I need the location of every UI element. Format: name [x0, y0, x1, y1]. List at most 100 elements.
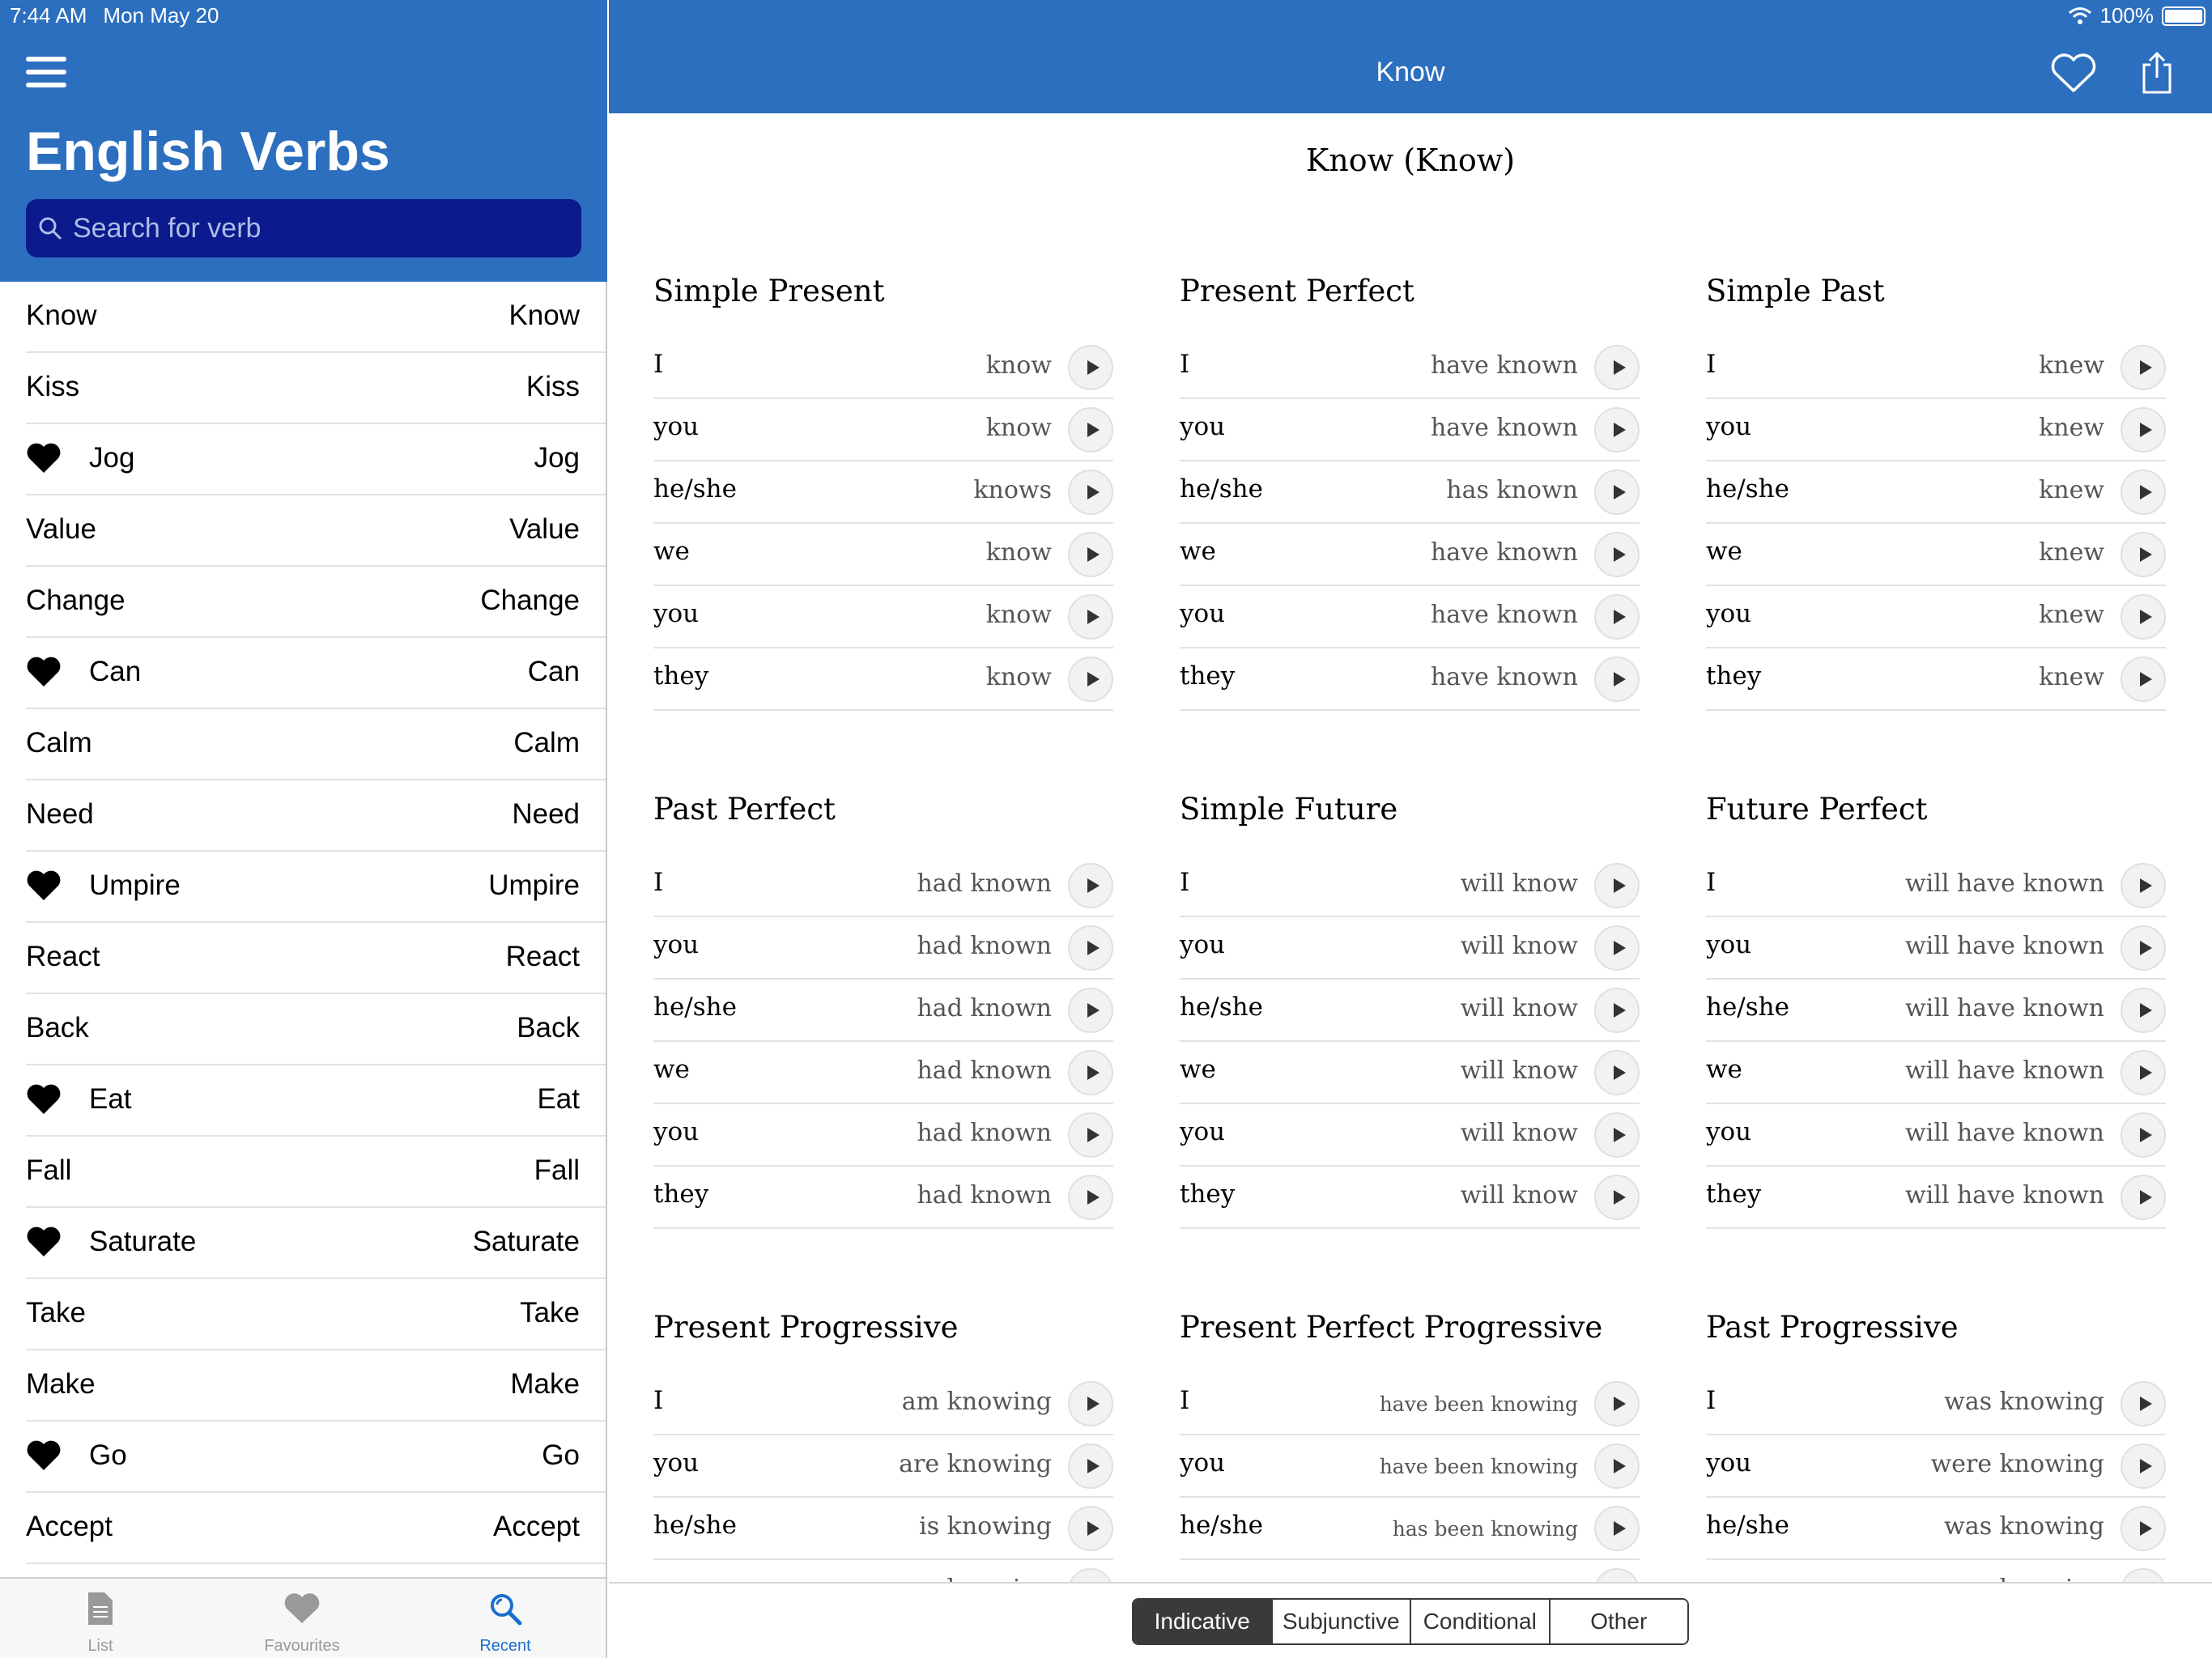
play-audio-icon[interactable] — [1068, 1506, 1113, 1551]
search-input[interactable] — [73, 199, 567, 257]
play-audio-icon[interactable] — [1594, 1050, 1640, 1095]
verb-list-item[interactable]: React React — [26, 923, 606, 994]
pronoun: I — [1706, 1386, 1716, 1415]
heart-icon — [221, 1585, 383, 1632]
tense-title: Present Progressive — [653, 1310, 959, 1345]
play-audio-icon[interactable] — [1068, 1175, 1113, 1220]
share-icon[interactable] — [2139, 50, 2175, 96]
play-audio-icon[interactable] — [1594, 470, 1640, 515]
play-audio-icon[interactable] — [1068, 863, 1113, 908]
verb-name: Know — [26, 300, 97, 331]
play-audio-icon[interactable] — [1068, 407, 1113, 453]
play-audio-icon[interactable] — [2121, 594, 2166, 640]
verb-list-item[interactable]: Back Back — [26, 994, 606, 1065]
verb-translation: Jog — [534, 442, 580, 474]
verb-list-item[interactable]: Fall Fall — [26, 1137, 606, 1208]
play-audio-icon[interactable] — [1594, 1506, 1640, 1551]
play-audio-icon[interactable] — [1068, 1050, 1113, 1095]
conjugation-row: we will know — [1180, 1042, 1640, 1104]
play-audio-icon[interactable] — [2121, 1112, 2166, 1158]
verb-list-item[interactable]: Eat Eat — [26, 1065, 606, 1137]
play-audio-icon[interactable] — [1594, 1381, 1640, 1426]
verb-list-item[interactable]: Change Change — [26, 567, 606, 638]
verb-translation: Can — [527, 656, 580, 687]
segment-indicative[interactable]: Indicative — [1134, 1600, 1273, 1643]
favorite-heart-icon[interactable] — [2050, 53, 2097, 94]
play-audio-icon[interactable] — [1068, 470, 1113, 515]
play-audio-icon[interactable] — [2121, 345, 2166, 390]
play-audio-icon[interactable] — [1594, 1112, 1640, 1158]
conjugation-row: you were knowing — [1706, 1435, 2166, 1498]
verb-list-item[interactable]: Jog Jog — [26, 424, 606, 495]
conjugation-row: he/she knows — [653, 461, 1113, 524]
verb-translation: Back — [517, 1012, 580, 1044]
conjugation-row: you are knowing — [653, 1435, 1113, 1498]
play-audio-icon[interactable] — [2121, 1443, 2166, 1489]
play-audio-icon[interactable] — [2121, 1506, 2166, 1551]
play-audio-icon[interactable] — [1594, 863, 1640, 908]
play-audio-icon[interactable] — [2121, 1050, 2166, 1095]
play-audio-icon[interactable] — [1594, 407, 1640, 453]
verb-list-item[interactable]: Make Make — [26, 1350, 606, 1422]
play-audio-icon[interactable] — [1594, 988, 1640, 1033]
segment-conditional[interactable]: Conditional — [1411, 1600, 1551, 1643]
play-audio-icon[interactable] — [1594, 1568, 1640, 1582]
play-audio-icon[interactable] — [1068, 925, 1113, 971]
play-audio-icon[interactable] — [2121, 1568, 2166, 1582]
play-audio-icon[interactable] — [2121, 532, 2166, 577]
play-audio-icon[interactable] — [1068, 657, 1113, 702]
play-audio-icon[interactable] — [1068, 1443, 1113, 1489]
search-bar[interactable] — [26, 199, 581, 257]
play-audio-icon[interactable] — [1068, 594, 1113, 640]
play-audio-icon[interactable] — [1594, 657, 1640, 702]
verb-list-item[interactable]: Go Go — [26, 1422, 606, 1493]
verb-list-item[interactable]: Take Take — [26, 1279, 606, 1350]
segment-other[interactable]: Other — [1550, 1600, 1687, 1643]
play-audio-icon[interactable] — [2121, 470, 2166, 515]
play-audio-icon[interactable] — [2121, 988, 2166, 1033]
play-audio-icon[interactable] — [1068, 345, 1113, 390]
play-audio-icon[interactable] — [2121, 1175, 2166, 1220]
conjugated-form: knows — [973, 476, 1052, 504]
verb-list-item[interactable]: Accept Accept — [26, 1493, 606, 1564]
play-audio-icon[interactable] — [1594, 345, 1640, 390]
tense-title: Present Perfect Progressive — [1180, 1310, 1603, 1345]
pronoun: you — [1180, 1117, 1226, 1146]
play-audio-icon[interactable] — [1068, 988, 1113, 1033]
verb-list-item[interactable]: Value Value — [26, 495, 606, 567]
favorite-heart-icon — [27, 870, 61, 900]
verb-list-item[interactable]: Kiss Kiss — [26, 353, 606, 424]
play-audio-icon[interactable] — [2121, 657, 2166, 702]
tab-recent[interactable]: Recent — [424, 1585, 586, 1656]
status-clock: 7:44 AM — [10, 3, 87, 28]
play-audio-icon[interactable] — [1594, 532, 1640, 577]
play-audio-icon[interactable] — [1594, 925, 1640, 971]
pronoun: he/she — [1706, 993, 1789, 1022]
play-audio-icon[interactable] — [1594, 1443, 1640, 1489]
play-audio-icon[interactable] — [1068, 1381, 1113, 1426]
verb-list-item[interactable]: Need Need — [26, 780, 606, 852]
play-audio-icon[interactable] — [1594, 1175, 1640, 1220]
verb-list-item[interactable]: Saturate Saturate — [26, 1208, 606, 1279]
play-audio-icon[interactable] — [1068, 532, 1113, 577]
menu-icon[interactable] — [26, 57, 66, 87]
play-audio-icon[interactable] — [2121, 863, 2166, 908]
pronoun: they — [1180, 1180, 1236, 1209]
play-audio-icon[interactable] — [1594, 594, 1640, 640]
verb-name: Value — [26, 513, 96, 545]
play-audio-icon[interactable] — [2121, 407, 2166, 453]
play-audio-icon[interactable] — [1068, 1112, 1113, 1158]
play-audio-icon[interactable] — [2121, 1381, 2166, 1426]
verb-list-item[interactable]: Calm Calm — [26, 709, 606, 780]
conjugated-form: have known — [1430, 663, 1578, 691]
tab-favourites[interactable]: Favourites — [221, 1585, 383, 1656]
verb-list-item[interactable]: Umpire Umpire — [26, 852, 606, 923]
tab-list[interactable]: List — [19, 1585, 181, 1656]
play-audio-icon[interactable] — [1068, 1568, 1113, 1582]
verb-list-item[interactable]: Know Know — [26, 282, 606, 353]
verb-list-item[interactable]: Can Can — [26, 638, 606, 709]
play-audio-icon[interactable] — [2121, 925, 2166, 971]
segment-subjunctive[interactable]: Subjunctive — [1272, 1600, 1411, 1643]
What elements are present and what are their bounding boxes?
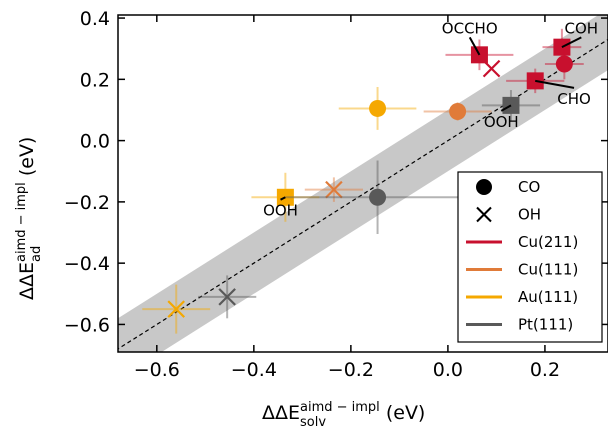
cu111-co-point: [449, 103, 467, 121]
pt111-oh-cross-b: [218, 288, 236, 306]
y-tick-label: −0.6: [64, 314, 110, 336]
au111-oh-point: [167, 300, 185, 318]
annotation-label: CHO: [557, 90, 591, 108]
au111-oh-cross-b: [167, 300, 185, 318]
cu211-oh-cross-b: [482, 59, 501, 78]
annotation-label: OCCHO: [442, 19, 498, 37]
annotation-leader: [280, 196, 286, 201]
y-tick-label: −0.4: [64, 253, 110, 275]
x-tick-label: 0.2: [530, 359, 560, 381]
annotation-label: COH: [565, 19, 599, 37]
parity-line: [118, 38, 608, 350]
parity-band: [118, 15, 608, 352]
y-tick-label: −0.2: [64, 192, 110, 214]
au111-co-point: [369, 99, 387, 117]
legend-marker-circle: [476, 179, 492, 195]
legend-entry-label: Au(111): [518, 288, 578, 306]
cu111-oh-point: [325, 180, 343, 199]
legend-entry-label: Cu(211): [518, 233, 578, 251]
parity-dashed-line: [118, 38, 608, 350]
legend-box: [457, 171, 603, 343]
legend-entry-label: CO: [518, 178, 540, 196]
y-axis-label-group: ΔΔEaimd − implad (eV): [14, 137, 44, 300]
pt111-oh-point: [218, 288, 236, 306]
legend: CO OH Cu(211) Cu(111) Au(111) Pt(111): [457, 171, 603, 343]
annotation-leader: [561, 36, 582, 49]
annotation-leader: [468, 36, 481, 56]
x-tick-label: −0.4: [231, 359, 277, 381]
x-tick-label: 0.0: [433, 359, 463, 381]
parity-band-area: [118, 15, 608, 352]
annotation-label: OOH: [263, 202, 298, 220]
pt111-ooh-point: [502, 96, 520, 114]
x-tick-label: −0.6: [134, 359, 180, 381]
annotation-label: OOH: [484, 113, 519, 131]
cu211-oh-point: [482, 59, 501, 78]
legend-entry-label: Pt(111): [518, 316, 573, 334]
legend-entry-label: OH: [518, 206, 541, 224]
y-tick-label: 0.4: [80, 8, 110, 30]
x-tick-label: −0.2: [328, 359, 374, 381]
annotation-leader: [535, 79, 575, 89]
annotations: OCCHO COH CHO OOH OOH: [263, 19, 598, 219]
legend-entry-label: Cu(111): [518, 261, 578, 279]
plot-frame: [117, 14, 608, 353]
y-tick-label: 0.0: [80, 131, 110, 153]
axes: −0.6 −0.4 −0.2 0.0 0.2 −0.6 −0.4 −0.2 0.0 0.2 0.4: [64, 8, 608, 381]
pt111-co-point: [369, 188, 387, 206]
x-axis-label: ΔΔEaimd − impl solv (eV): [262, 400, 425, 427]
cu111-oh-cross-b: [325, 180, 343, 199]
axis-labels: ΔΔEaimd − impl solv (eV) ΔΔEaimd − implad …: [14, 137, 425, 427]
y-axis-label: ΔΔEaimd − implad (eV): [14, 137, 44, 300]
cu211-co-point: [555, 55, 573, 73]
legend-marker-cross-b: [476, 206, 492, 223]
annotation-leader: [500, 104, 512, 112]
y-tick-label: 0.2: [80, 69, 110, 91]
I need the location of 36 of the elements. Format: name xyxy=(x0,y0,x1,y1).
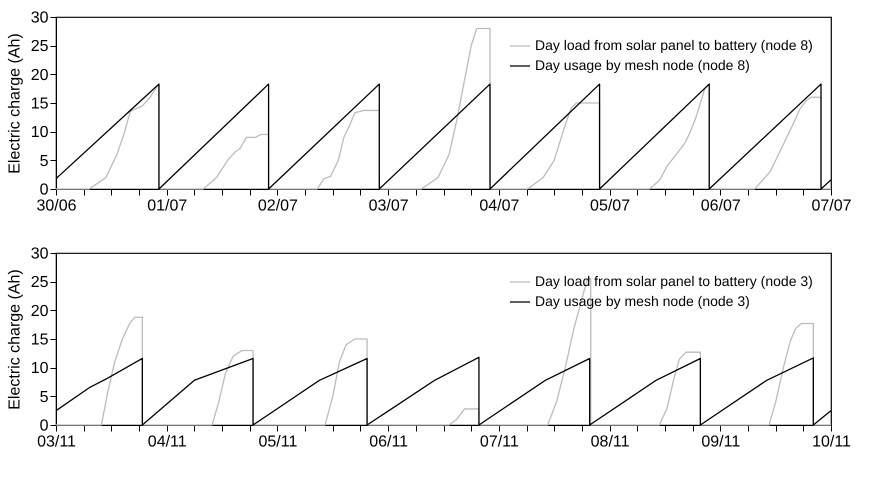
x-tick-label: 06/07 xyxy=(700,198,741,214)
x-tick-label: 09/11 xyxy=(701,434,740,450)
y-tick-label: 10 xyxy=(30,124,49,142)
x-tick-label: 05/11 xyxy=(258,434,298,450)
y-tick-label: 20 xyxy=(30,66,49,84)
y-tick-label: 30 xyxy=(30,10,49,26)
y-tick-label: 20 xyxy=(30,302,49,320)
y-tick-label: 30 xyxy=(30,246,49,262)
y-tick-label: 15 xyxy=(30,96,49,112)
x-tick-label: 04/07 xyxy=(479,198,520,214)
x-tick-label: 03/11 xyxy=(37,434,76,450)
legend-label: Day usage by mesh node (node 8) xyxy=(535,57,750,73)
x-tick-label: 02/07 xyxy=(258,198,298,214)
x-tick-label: 01/07 xyxy=(147,198,188,214)
legend-label: Day load from solar panel to battery (node 8) xyxy=(535,37,813,53)
y-tick-label: 15 xyxy=(30,332,49,348)
x-tick-label: 07/07 xyxy=(811,198,852,214)
y-tick-label: 10 xyxy=(30,360,49,378)
y-axis-title: Electric charge (Ah) xyxy=(6,33,24,174)
y-tick-label: 25 xyxy=(30,38,49,56)
x-tick-label: 30/06 xyxy=(36,198,77,214)
y-tick-label: 5 xyxy=(40,152,49,170)
x-tick-label: 06/11 xyxy=(369,434,408,450)
y-axis-title: Electric charge (Ah) xyxy=(6,269,24,410)
y-tick-label: 0 xyxy=(40,182,49,198)
x-tick-label: 03/07 xyxy=(368,198,409,214)
y-tick-label: 25 xyxy=(30,274,49,292)
x-tick-label: 04/11 xyxy=(148,434,187,450)
x-tick-label: 05/07 xyxy=(590,198,630,214)
x-tick-label: 08/11 xyxy=(590,434,630,450)
x-tick-label: 10/11 xyxy=(812,434,852,450)
y-tick-label: 0 xyxy=(40,418,49,434)
legend-label: Day usage by mesh node (node 3) xyxy=(535,293,750,309)
legend-label: Day load from solar panel to battery (node 3) xyxy=(535,273,813,289)
x-tick-label: 07/11 xyxy=(480,434,519,450)
y-tick-label: 5 xyxy=(40,388,49,406)
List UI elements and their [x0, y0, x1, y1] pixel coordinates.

-.-.-

**What you will do:**
Retype the lines of the records starting at the line that contains "play-audio-icon[interactable] — [1068, 1506, 1113, 1551]" and ending at the line that contains "verb-list-item[interactable]: Jog Jog", both included.

**Solution for this task:**
play-audio-icon[interactable] — [1068, 1506, 1113, 1551]
search-input[interactable] — [73, 199, 567, 257]
play-audio-icon[interactable] — [1594, 1050, 1640, 1095]
verb-list-item[interactable]: React React — [26, 923, 606, 994]
pronoun: I — [1706, 1386, 1716, 1415]
heart-icon — [221, 1585, 383, 1632]
tense-title: Present Progressive — [653, 1310, 959, 1345]
play-audio-icon[interactable] — [1068, 1175, 1113, 1220]
share-icon[interactable] — [2139, 50, 2175, 96]
play-audio-icon[interactable] — [1594, 470, 1640, 515]
play-audio-icon[interactable] — [1068, 863, 1113, 908]
verb-name: Know — [26, 300, 97, 331]
play-audio-icon[interactable] — [1068, 407, 1113, 453]
play-audio-icon[interactable] — [2121, 594, 2166, 640]
verb-list-item[interactable]: Back Back — [26, 994, 606, 1065]
verb-translation: Jog — [534, 442, 580, 474]
verb-list-item[interactable]: Fall Fall — [26, 1137, 606, 1208]
play-audio-icon[interactable] — [1594, 1506, 1640, 1551]
play-audio-icon[interactable] — [1068, 1050, 1113, 1095]
conjugation-row: we will know — [1180, 1042, 1640, 1104]
play-audio-icon[interactable] — [2121, 1112, 2166, 1158]
verb-list-item[interactable]: Eat Eat — [26, 1065, 606, 1137]
play-audio-icon[interactable] — [1594, 1381, 1640, 1426]
verb-list-item[interactable]: Change Change — [26, 567, 606, 638]
verb-translation: Can — [527, 656, 580, 687]
segment-indicative[interactable]: Indicative — [1134, 1600, 1273, 1643]
favorite-heart-icon[interactable] — [2050, 53, 2097, 94]
play-audio-icon[interactable] — [1068, 470, 1113, 515]
play-audio-icon[interactable] — [2121, 345, 2166, 390]
play-audio-icon[interactable] — [1594, 1112, 1640, 1158]
conjugation-row: you were knowing — [1706, 1435, 2166, 1498]
verb-list-item[interactable]: Jog Jog — [26, 424, 606, 495]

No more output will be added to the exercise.